TASK REQUIREMENTS: Render each line of the listing below as one string in a JSON list, omitting blank lines and leaving out the pictures.

+-------+

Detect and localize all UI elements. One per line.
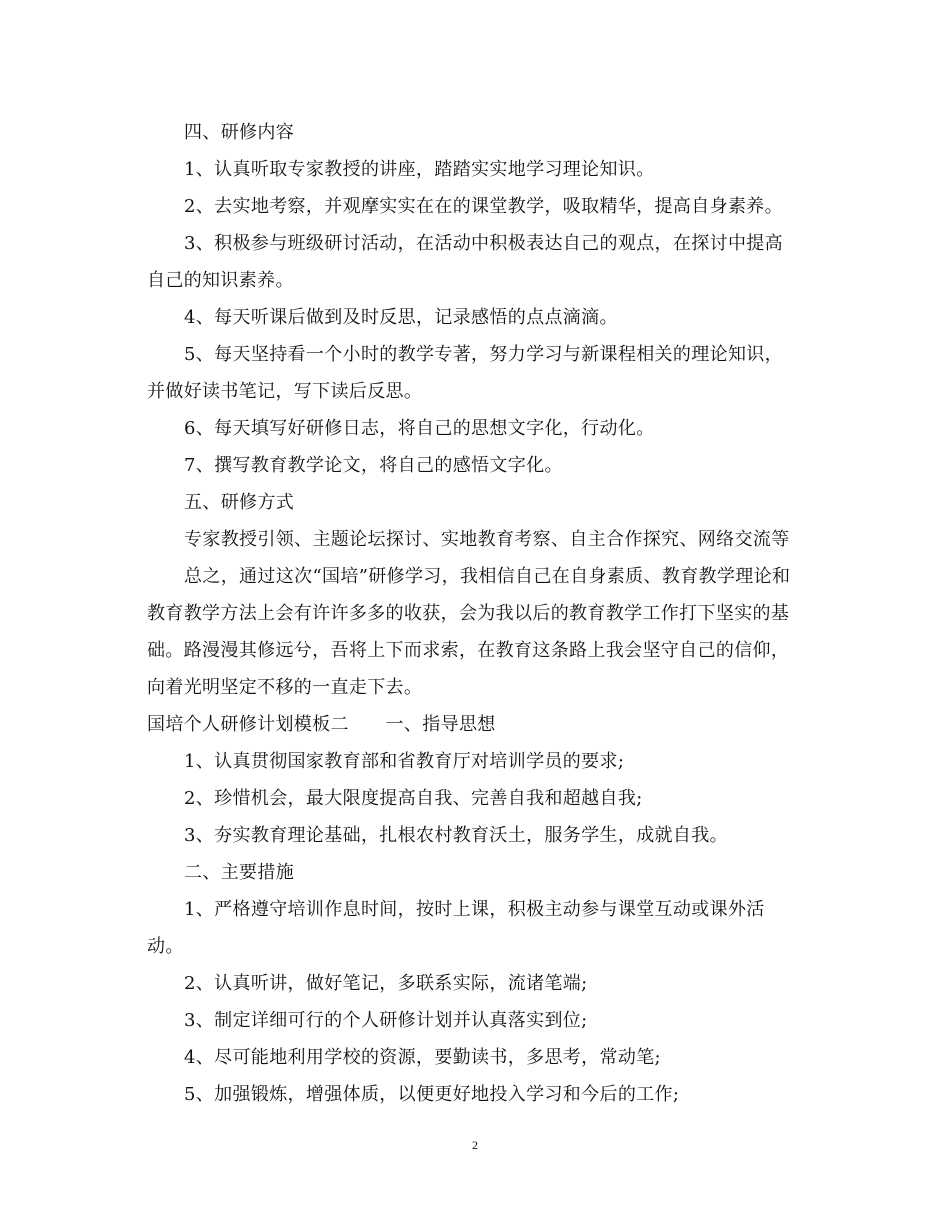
section-heading-research-content: 四、研修内容 [184,122,295,143]
paragraph: 4、尽可能地利用学校的资源，要勤读书，多思考，常动笔; [184,1047,661,1068]
section-heading-main-measures: 二、主要措施 [184,862,295,883]
paragraph: 3、夯实教育理论基础，扎根农村教育沃土，服务学生，成就自我。 [184,825,728,846]
paragraph: 4、每天听课后做到及时反思，记录感悟的点点滴滴。 [184,307,618,328]
paragraph: 6、每天填写好研修日志，将自己的思想文字化，行动化。 [184,418,655,439]
template-title-line: 国培个人研修计划模板二 一、指导思想 [147,714,496,735]
paragraph: 1、认真贯彻国家教育部和省教育厅对培训学员的要求; [184,751,625,772]
paragraph: 3、制定详细可行的个人研修计划并认真落实到位; [184,1010,588,1031]
page-number: 2 [472,1138,478,1152]
paragraph: 2、认真听讲，做好笔记，多联系实际，流诸笔端; [184,973,588,994]
paragraph: 3、积极参与班级研讨活动，在活动中积极表达自己的观点，在探讨中提高自己的知识素养。 [147,233,783,291]
paragraph: 5、每天坚持看一个小时的教学专著，努力学习与新课程相关的理论知识，并做好读书笔记，写下读后反思。 [147,344,783,402]
paragraph: 专家教授引领、主题论坛探讨、实地教育考察、自主合作探究、网络交流等 [184,529,790,550]
paragraph: 总之，通过这次“国培”研修学习，我相信自己在自身素质、教育教学理论和教育教学方法上会有许许多多的收获，会为我以后的教育教学工作打下坚实的基础。路漫漫其修远兮，吾将上下而求索，在教育这条路上我会坚守自己的信仰，向着光明坚定不移的一直走下去。 [147,566,791,698]
paragraph: 2、去实地考察，并观摩实实在在的课堂教学，吸取精华，提高自身素养。 [184,196,783,217]
paragraph: 2、珍惜机会，最大限度提高自我、完善自我和超越自我; [184,788,643,809]
paragraph: 1、严格遵守培训作息时间，按时上课，积极主动参与课堂互动或课外活动。 [147,899,765,957]
paragraph: 1、认真听取专家教授的讲座，踏踏实实地学习理论知识。 [184,159,655,180]
paragraph: 5、加强锻炼，增强体质，以便更好地投入学习和今后的工作; [184,1084,680,1105]
section-heading-research-methods: 五、研修方式 [184,492,295,513]
paragraph: 7、撰写教育教学论文，将自己的感悟文字化。 [184,455,563,476]
document-body [147,114,797,1113]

+-------+

PROBLEM SOLUTION:
[
  "Detect and localize all UI elements. One per line.",
  "section-heading-research-content: 四、研修内容 [184,122,295,143]",
  "paragraph: 4、尽可能地利用学校的资源，要勤读书，多思考，常动笔; [184,1047,661,1068]",
  "section-heading-main-measures: 二、主要措施 [184,862,295,883]",
  "paragraph: 3、夯实教育理论基础，扎根农村教育沃土，服务学生，成就自我。 [184,825,728,846]",
  "paragraph: 4、每天听课后做到及时反思，记录感悟的点点滴滴。 [184,307,618,328]",
  "paragraph: 6、每天填写好研修日志，将自己的思想文字化，行动化。 [184,418,655,439]",
  "template-title-line: 国培个人研修计划模板二 一、指导思想 [147,714,496,735]",
  "paragraph: 1、认真贯彻国家教育部和省教育厅对培训学员的要求; [184,751,625,772]",
  "paragraph: 3、制定详细可行的个人研修计划并认真落实到位; [184,1010,588,1031]",
  "page-number: 2 [472,1138,478,1152]",
  "paragraph: 2、认真听讲，做好笔记，多联系实际，流诸笔端; [184,973,588,994]",
  "paragraph: 3、积极参与班级研讨活动，在活动中积极表达自己的观点，在探讨中提高自己的知识素养。 [147,233,783,291]",
  "paragraph: 5、每天坚持看一个小时的教学专著，努力学习与新课程相关的理论知识，并做好读书笔记，写下读后反思。 [147,344,783,402]",
  "paragraph: 专家教授引领、主题论坛探讨、实地教育考察、自主合作探究、网络交流等 [184,529,790,550]",
  "paragraph: 总之，通过这次“国培”研修学习，我相信自己在自身素质、教育教学理论和教育教学方法上会有许许多多的收获，会为我以后的教育教学工作打下坚实的基础。路漫漫其修远兮，吾将上下而求索，在教育这条路上我会坚守自己的信仰，向着光明坚定不移的一直走下去。 [147,566,791,698]",
  "paragraph: 2、去实地考察，并观摩实实在在的课堂教学，吸取精华，提高自身素养。 [184,196,783,217]",
  "paragraph: 2、珍惜机会，最大限度提高自我、完善自我和超越自我; [184,788,643,809]",
  "paragraph: 1、严格遵守培训作息时间，按时上课，积极主动参与课堂互动或课外活动。 [147,899,765,957]",
  "paragraph: 1、认真听取专家教授的讲座，踏踏实实地学习理论知识。 [184,159,655,180]",
  "paragraph: 5、加强锻炼，增强体质，以便更好地投入学习和今后的工作; [184,1084,680,1105]",
  "section-heading-research-methods: 五、研修方式 [184,492,295,513]",
  "paragraph: 7、撰写教育教学论文，将自己的感悟文字化。 [184,455,563,476]",
  "document-body [147,114,797,1113]"
]